Well, the first day at the 2009 North American International Auto Show wasn’t such a bust in the end.
I began the day by attending the Intro and North American Car of the Year Awards. During the intro talk the Detroit show sought to demonstrate that it was still relevant by trotting out senior executives from the auto companies that didn’t opt to skip this year’s show. Among the execs from GM, Ford, Toyota, Honda, VW, and so forth was…Henrik Fisker. “Which one of these is not like the others…” started running through my head. Must have felt good to be Henrik Fisker up their with the big boys.
Biggest surprise with the awards was that, looking over the finalists from my place amidst the crowd of journalists, I was wondering what the Infiniti G37 was doing among them. The engine is new for 2009, but the rest of the car is entering it’s third model year. Well, it wasn’t the Infiniti. The car in question was a Hyundai Genesis, which one the award. Apparently when you can only see the top half of the car the resemblance is rather strong.
I then attended the General Motors presentation. A couple years ago when the then-new Cadillac CTS was introduced I commented that it was nice to see the people involved in creating the car up on stage with it. Especially since I knew some of them.
Well, this year GM decided to do something like that, just taken up to the next level. They brought in a crowd of 100+ employees, and had them stand behind the seated press and engage in a pep rally. Holding signs that said things like “here to stay.” The journalist next to me asked who the group of prostesters were. I explained to him that thos weren’t protesters, they were the cheering section.

- **EXCERPTED DATA**
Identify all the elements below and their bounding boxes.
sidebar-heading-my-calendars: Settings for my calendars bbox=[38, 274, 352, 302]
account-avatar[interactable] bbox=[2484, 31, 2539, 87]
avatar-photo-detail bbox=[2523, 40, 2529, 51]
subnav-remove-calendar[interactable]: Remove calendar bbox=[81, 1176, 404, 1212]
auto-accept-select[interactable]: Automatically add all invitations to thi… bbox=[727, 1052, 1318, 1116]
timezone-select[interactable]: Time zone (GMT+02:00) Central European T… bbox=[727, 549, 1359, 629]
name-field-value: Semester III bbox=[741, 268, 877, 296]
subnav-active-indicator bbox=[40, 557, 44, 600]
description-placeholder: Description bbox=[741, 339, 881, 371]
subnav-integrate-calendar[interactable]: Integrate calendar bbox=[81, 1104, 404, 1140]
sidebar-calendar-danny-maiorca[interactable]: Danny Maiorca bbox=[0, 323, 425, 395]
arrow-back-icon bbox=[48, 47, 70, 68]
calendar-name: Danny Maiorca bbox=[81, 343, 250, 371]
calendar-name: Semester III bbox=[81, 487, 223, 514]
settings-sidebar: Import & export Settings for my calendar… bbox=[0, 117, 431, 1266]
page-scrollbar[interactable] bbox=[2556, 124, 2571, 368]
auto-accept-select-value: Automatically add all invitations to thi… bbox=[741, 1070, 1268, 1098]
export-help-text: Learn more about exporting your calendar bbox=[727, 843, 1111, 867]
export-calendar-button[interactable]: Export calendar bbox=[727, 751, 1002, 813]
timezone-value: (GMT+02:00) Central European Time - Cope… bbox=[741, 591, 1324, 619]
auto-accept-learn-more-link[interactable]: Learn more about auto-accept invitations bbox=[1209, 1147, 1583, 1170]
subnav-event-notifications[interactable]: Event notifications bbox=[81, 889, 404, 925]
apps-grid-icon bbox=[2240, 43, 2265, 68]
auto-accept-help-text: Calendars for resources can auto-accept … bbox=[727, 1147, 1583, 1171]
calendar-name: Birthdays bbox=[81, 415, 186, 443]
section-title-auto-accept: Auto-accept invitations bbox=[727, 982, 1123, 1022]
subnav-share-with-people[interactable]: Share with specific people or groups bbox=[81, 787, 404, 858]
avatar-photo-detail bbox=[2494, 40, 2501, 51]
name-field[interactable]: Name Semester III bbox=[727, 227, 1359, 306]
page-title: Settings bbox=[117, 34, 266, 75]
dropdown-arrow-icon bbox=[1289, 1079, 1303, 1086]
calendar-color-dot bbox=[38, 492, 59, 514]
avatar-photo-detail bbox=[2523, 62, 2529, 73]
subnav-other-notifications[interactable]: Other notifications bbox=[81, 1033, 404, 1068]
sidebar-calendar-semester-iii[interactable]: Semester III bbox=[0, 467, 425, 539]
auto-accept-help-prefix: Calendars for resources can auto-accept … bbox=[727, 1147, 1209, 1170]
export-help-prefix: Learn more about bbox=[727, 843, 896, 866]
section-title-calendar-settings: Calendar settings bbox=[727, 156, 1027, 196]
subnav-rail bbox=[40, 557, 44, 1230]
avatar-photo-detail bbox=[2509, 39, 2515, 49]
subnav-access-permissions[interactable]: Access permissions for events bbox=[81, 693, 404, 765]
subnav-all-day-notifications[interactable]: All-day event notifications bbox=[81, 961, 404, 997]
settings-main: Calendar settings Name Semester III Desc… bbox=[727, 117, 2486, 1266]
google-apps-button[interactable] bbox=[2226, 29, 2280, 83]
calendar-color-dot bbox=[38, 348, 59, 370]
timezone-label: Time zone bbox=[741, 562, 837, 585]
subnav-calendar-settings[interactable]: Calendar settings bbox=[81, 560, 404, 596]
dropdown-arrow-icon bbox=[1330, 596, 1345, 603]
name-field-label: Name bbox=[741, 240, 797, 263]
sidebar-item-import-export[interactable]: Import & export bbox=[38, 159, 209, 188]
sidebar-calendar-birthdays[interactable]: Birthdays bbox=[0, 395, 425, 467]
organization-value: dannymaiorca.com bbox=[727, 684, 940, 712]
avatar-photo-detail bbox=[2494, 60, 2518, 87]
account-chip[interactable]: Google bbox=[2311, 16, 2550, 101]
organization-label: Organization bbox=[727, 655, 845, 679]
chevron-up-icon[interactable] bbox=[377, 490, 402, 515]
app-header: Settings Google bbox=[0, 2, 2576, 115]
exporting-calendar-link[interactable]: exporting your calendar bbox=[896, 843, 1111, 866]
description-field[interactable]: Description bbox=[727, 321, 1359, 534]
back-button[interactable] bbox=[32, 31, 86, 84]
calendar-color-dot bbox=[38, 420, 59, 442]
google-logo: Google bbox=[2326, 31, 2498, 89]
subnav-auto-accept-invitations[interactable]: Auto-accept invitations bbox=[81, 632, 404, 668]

- **YOUR GOAL**
In the passage of the auto show post that begins at the words "Biggest surprise with" and stops after "is rather strong.", swap "Hyundai Genesis" for "Genesis sedan" and write the passage out again.

- **EXERCISE ANSWER**
Biggest surprise with the awards was that, looking over the finalists from my place amidst the crowd of journalists, I was wondering what the Infiniti G37 was doing among them. The engine is new for 2009, but the rest of the car is entering it’s third model year. Well, it wasn’t the Infiniti. The car in question was a Genesis sedan, which one the award. Apparently when you can only see the top half of the car the resemblance is rather strong.